====== Document excerpt ======

Emel Demircan, an assistant professor in the CSULB Mechanical Engineering and Biomedical Engineering departments, has been awarded a $175,000 grant to advance the understanding of human motor performance to help clinicians develop more effective motion-training treatments.

The National Science Foundation award will fund research to create a cyber-human framework that advances robotics and biomechanics, deepening scientific understanding of human motor performance dictated by musculoskeletal physics and neural control.

“The project has great potential to impact our society by creating a wearable cyber-human system to provide immediate feedback to the wearer to make postural corrections – applicable for the reeducation of patients with musculoskeletal disorders and for performance improvement in motion training,” she said.

Several graduate and undergraduate students will be funded through the grant to work on different components, including modeling, experimentation, simulation and virtual environments, real-time control, and hardware development.

Demircan is planning to integrate her long-term research and education ideas on a competitive NSF CAREER grant that will build upon this work to apply her developments in real-word contextual cyber-human settings.

The research will help clinicians quantify the characteristics of a subject’s motion and design effective motion-training treatments. The inability of current technologies to provide detailed motion reconstruction in real time has limited their use in clinical settings.

Demircan and her team will combine theory with software, hardware, and sensing technology to synthesize human motion with dynamic musculoskeletal models and to provide real-time visual feedback to a human subject.

The project will deliver open-source algorithms and metrics for quantifying human performance and understanding motion characteristics, with potential applications in rehabilitation, physical therapy, human-robot interaction, kinesiology, and occupational biomechanics.

====== Dataset extract ======

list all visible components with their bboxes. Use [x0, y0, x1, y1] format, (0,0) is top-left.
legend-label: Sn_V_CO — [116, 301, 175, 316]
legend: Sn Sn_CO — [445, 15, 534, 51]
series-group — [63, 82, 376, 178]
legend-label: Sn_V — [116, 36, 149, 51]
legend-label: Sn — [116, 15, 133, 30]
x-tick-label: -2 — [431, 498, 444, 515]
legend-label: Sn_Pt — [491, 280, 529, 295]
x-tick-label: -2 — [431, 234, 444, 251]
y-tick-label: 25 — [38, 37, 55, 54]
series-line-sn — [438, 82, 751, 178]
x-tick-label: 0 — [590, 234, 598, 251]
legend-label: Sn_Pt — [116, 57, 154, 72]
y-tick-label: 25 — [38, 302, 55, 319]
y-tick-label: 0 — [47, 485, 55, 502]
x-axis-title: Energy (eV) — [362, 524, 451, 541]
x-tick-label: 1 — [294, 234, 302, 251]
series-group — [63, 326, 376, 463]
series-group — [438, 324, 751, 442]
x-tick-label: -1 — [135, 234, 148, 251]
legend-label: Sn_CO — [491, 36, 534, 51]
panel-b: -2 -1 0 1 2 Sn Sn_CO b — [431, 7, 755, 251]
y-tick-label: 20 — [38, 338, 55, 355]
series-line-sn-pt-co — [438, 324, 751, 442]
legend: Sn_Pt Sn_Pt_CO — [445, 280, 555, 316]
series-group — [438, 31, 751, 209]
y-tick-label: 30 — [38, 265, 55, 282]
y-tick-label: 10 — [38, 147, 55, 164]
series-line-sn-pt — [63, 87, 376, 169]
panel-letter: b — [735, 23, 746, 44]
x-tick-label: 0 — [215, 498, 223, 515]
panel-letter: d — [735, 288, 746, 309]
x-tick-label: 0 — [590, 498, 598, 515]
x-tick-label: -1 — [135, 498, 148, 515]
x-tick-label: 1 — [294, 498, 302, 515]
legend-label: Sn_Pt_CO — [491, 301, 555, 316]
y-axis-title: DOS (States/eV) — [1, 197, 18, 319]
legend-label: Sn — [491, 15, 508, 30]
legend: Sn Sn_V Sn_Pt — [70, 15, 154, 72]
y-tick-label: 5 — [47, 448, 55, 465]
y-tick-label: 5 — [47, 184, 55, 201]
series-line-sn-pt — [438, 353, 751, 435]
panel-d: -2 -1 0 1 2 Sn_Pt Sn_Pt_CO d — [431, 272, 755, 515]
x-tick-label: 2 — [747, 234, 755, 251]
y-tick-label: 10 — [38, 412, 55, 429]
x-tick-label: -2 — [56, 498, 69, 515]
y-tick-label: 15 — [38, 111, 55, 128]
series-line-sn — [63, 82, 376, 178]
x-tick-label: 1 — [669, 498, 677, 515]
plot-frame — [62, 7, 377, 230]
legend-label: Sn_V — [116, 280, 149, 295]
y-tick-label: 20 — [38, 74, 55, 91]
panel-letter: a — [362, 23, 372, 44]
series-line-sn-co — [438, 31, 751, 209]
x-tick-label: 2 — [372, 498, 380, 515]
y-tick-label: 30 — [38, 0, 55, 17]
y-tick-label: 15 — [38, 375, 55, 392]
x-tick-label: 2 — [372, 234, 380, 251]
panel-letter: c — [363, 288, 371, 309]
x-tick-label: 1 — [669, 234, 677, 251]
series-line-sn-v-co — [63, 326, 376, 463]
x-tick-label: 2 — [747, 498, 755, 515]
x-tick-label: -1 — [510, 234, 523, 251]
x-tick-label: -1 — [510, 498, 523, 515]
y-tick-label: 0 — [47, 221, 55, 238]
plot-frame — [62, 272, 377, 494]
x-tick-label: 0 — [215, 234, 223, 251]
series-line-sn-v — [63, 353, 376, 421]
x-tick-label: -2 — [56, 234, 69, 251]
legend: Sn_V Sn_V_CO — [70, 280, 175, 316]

======

_Directions_.
**a.** Using the article on Emel Demircan's NSF grant, say whether each statement agrees with it, answering yes or no and quoting the deciding words: (i) The grant is for $175,000. (ii) Only graduate students will be funded through the grant. (iii) The project will deliver proprietary algorithms for quantifying human performance.
**b.** Carry the article on Emel Demircan's NSF grant forward from its final sentence.

_Your responses_.
**a.**
(i) Yes: "has been awarded a $175,000 grant"
(ii) No: "Several graduate and undergraduate students will be funded through the grant"
(iii) No: "The project will deliver open-source algorithms and metrics for quantifying human performance"

**b.**
In the first phase, the team will create task-based models of human motion, conduct motion-capture experiments to validate the model, and develop a computational platform to determine long-term performance statistics to characterize human motion.

In the second phase, researchers will integrate robust control and simulation algorithms into the computational system to synthesize movement using biomechanical models. The framework will be used to identify modifications to improve subject-specific motion characteristics. The criteria will be used to visually suggest modified trajectories that provide optimal motion to the subject.

Demircan joined the Department of Mechanical and Aerospace Engineering as an Assistant Professor in Fall 2015. She was a postdoctoral scholar from 2012 to 2014 at Stanford University, where she obtained her PhD, and a visiting assistant professor at University of Tokyo from 2014 to 2015. She was also a part-time scientist at Lucile Salter Packard Children’s Hospital Gait Analysis Lab at Stanford. At CSULB, she operates the Human Performance and Robotics Laboratory. Since Fall 2016, Demircan is jointly appointed with the departments of Mechanical and Aerospace Engineering and Biomedical Engineering.